-- Start PAGE EXTRACT --

The rest of the business world is sure to follow, or risk losing out in what is certain to be a new “gold rush” towards Asia in a world still struggling with the lingering effects of the great recession. And New Delhi pointed out the harsh truth: American energy companies are also trying to negotiate deals with Iran. Following on the heels of the US visit, the German mission is due in Tehran soon, with the French beating everyone to the punch in an earlier visit.

What then of sanctions? Sanctions only work in a world united behind them. If a large part of the world chooses to ignore sanctions, they become unenforceable.


Conclusions

China and much of the world is intent on developing the largest economic development project in history, one that could have dramatic ripple effects throughout the world economy.

The project is expected to take decades, with costs running into the hundreds of billions of dollars, if not trillions. What that will mean for the world economy and trade is almost inconceivable. Is it any wonder then, that the world’s largest hedge funds, like Goldman Sachs and Blackstone, are rushing to market new multi-billion dollar international infrastructure investment funds?

-- End PAGE EXTRACT --

## WHAT TO DO
Resume the article on China's development project and sanctions from where it stops. The records after this have nothing to do with the text.

-- Start DATA SHOWN --

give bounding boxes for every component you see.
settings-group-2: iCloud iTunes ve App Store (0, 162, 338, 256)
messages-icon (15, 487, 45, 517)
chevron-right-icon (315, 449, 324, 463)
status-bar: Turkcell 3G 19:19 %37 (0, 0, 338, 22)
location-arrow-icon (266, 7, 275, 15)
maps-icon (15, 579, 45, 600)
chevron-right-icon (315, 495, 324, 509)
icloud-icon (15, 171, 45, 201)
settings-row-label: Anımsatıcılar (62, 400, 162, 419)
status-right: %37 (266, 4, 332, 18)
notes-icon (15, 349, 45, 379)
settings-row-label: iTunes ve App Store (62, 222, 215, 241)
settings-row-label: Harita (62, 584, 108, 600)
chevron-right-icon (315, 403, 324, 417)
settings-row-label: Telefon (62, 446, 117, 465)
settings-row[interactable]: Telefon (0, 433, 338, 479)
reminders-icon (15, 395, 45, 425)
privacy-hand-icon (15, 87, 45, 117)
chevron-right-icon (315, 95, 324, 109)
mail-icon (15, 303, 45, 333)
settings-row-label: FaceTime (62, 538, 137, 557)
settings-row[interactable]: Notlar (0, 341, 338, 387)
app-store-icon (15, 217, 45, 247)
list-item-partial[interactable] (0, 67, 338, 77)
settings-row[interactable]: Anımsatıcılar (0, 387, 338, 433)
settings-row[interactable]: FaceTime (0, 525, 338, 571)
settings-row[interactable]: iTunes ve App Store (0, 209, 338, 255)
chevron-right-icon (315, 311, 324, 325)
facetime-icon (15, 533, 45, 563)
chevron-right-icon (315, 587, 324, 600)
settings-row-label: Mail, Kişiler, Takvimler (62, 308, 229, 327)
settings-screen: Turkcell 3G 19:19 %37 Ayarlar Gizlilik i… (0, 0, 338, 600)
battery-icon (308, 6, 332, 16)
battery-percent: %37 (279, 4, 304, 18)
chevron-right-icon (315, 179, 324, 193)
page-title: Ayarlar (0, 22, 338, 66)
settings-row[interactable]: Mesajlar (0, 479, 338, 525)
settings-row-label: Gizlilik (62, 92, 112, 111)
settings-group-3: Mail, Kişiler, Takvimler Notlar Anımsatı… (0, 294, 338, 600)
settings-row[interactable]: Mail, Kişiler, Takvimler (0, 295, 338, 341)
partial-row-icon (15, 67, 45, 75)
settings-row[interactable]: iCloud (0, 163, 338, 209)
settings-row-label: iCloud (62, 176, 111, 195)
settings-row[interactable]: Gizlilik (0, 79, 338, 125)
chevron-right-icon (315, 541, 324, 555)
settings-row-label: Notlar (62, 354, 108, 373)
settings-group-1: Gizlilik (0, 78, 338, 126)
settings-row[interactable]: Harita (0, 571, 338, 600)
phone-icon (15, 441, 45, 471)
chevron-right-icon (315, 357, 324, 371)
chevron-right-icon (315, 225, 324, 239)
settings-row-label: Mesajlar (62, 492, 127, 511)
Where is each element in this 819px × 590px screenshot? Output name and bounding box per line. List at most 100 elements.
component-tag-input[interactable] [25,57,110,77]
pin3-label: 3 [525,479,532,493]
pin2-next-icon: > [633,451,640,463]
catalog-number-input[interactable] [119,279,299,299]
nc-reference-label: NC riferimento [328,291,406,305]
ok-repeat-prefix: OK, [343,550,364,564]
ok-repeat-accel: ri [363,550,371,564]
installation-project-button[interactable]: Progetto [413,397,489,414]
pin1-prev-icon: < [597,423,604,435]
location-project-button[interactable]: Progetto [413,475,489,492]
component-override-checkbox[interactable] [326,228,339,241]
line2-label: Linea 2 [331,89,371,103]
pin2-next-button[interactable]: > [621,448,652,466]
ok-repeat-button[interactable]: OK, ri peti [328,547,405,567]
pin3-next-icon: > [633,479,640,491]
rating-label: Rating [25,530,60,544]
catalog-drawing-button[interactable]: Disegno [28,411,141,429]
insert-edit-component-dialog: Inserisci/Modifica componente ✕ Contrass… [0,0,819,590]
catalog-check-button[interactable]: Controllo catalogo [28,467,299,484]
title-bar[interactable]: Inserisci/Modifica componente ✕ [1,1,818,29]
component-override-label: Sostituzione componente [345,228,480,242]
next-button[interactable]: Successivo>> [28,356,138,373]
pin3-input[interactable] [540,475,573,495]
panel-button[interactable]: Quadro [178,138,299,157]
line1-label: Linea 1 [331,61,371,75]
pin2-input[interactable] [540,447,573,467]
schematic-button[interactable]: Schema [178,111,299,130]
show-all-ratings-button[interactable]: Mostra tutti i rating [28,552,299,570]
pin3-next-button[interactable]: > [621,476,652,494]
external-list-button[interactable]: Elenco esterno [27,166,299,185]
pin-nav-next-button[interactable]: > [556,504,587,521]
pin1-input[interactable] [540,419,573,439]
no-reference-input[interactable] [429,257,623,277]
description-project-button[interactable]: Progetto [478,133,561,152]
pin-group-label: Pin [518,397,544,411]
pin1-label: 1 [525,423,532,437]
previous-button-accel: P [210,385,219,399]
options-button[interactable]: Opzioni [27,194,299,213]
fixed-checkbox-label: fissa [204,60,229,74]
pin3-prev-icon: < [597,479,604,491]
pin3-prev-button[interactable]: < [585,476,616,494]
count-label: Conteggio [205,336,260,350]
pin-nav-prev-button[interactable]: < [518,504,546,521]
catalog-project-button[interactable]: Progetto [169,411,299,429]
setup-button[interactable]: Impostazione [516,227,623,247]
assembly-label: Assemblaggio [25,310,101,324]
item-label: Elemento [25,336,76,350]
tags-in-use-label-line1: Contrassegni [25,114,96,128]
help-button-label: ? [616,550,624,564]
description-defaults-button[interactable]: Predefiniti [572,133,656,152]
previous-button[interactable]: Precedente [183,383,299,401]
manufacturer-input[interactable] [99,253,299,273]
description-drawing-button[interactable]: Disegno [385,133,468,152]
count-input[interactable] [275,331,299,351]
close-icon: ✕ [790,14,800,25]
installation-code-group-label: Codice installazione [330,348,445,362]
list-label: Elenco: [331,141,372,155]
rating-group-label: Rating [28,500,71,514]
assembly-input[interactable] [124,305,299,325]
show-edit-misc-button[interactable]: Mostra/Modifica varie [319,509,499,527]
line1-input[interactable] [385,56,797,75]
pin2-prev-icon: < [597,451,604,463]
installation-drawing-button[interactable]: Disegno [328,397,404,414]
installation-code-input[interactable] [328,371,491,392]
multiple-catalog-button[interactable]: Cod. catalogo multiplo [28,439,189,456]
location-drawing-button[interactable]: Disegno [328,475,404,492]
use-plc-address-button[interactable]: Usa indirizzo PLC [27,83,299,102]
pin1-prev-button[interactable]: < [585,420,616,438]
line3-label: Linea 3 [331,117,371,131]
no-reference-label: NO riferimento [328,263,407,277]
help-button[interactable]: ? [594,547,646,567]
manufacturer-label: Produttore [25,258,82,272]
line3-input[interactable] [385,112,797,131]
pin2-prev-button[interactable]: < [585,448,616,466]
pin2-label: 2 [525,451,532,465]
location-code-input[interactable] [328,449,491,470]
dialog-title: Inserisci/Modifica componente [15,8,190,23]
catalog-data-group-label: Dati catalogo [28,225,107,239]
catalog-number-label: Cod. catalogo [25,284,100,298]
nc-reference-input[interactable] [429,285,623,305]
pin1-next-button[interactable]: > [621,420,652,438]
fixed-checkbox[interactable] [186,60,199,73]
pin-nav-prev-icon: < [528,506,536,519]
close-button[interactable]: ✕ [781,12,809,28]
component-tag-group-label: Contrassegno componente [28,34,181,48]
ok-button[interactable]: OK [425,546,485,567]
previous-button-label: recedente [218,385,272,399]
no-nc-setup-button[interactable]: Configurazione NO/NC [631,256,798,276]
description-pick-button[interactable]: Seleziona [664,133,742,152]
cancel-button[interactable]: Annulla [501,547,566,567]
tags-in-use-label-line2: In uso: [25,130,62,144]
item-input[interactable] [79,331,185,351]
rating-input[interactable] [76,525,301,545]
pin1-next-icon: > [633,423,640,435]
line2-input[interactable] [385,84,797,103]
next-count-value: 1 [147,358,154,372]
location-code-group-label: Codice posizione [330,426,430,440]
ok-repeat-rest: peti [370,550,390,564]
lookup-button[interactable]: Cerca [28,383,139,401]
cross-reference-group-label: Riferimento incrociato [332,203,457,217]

-- End DATA SHOWN --

## RESPONSE TO THIS TASK
No doubt a project as large and complex as this is likely to have failures, and is certain to face many western geopolitical obstructions. Assuredly, the “great game” will continue. Look no further than US President Barack Obama, who also senses the urgency. “If we don’t write the rules, China will write the rules out in that region,” he said in defense of the Trans-Pacific Partnership.

In a world where economic growth is tepid, with Europe still struggling with the aftermath of the global recession, along with China’s growth slowdown, where else could a project that promises so much opportunity be found?

It’s a good bet that giant iron mining companies like Vale, that have seen their business fall to a thirteen-year low, are currently busy figuring how much steel goes into construction of a new, high speed 8,000 mile railroad. If the project is successful, it could very well spark a boom across the entire depressed international mining, commodities, and construction sectors.

Consider how many jobs could be created in a decades-long construction project that spans a huge region of the world. In practically every sector, the prospects are enormous for a revival of trade and commerce.

The ancient Silk Road increased trade across the known world, but the Road also offered far more than trade. One of its least anticipated benefits was the widespread exchange of knowledge, learning, discovery, and culture.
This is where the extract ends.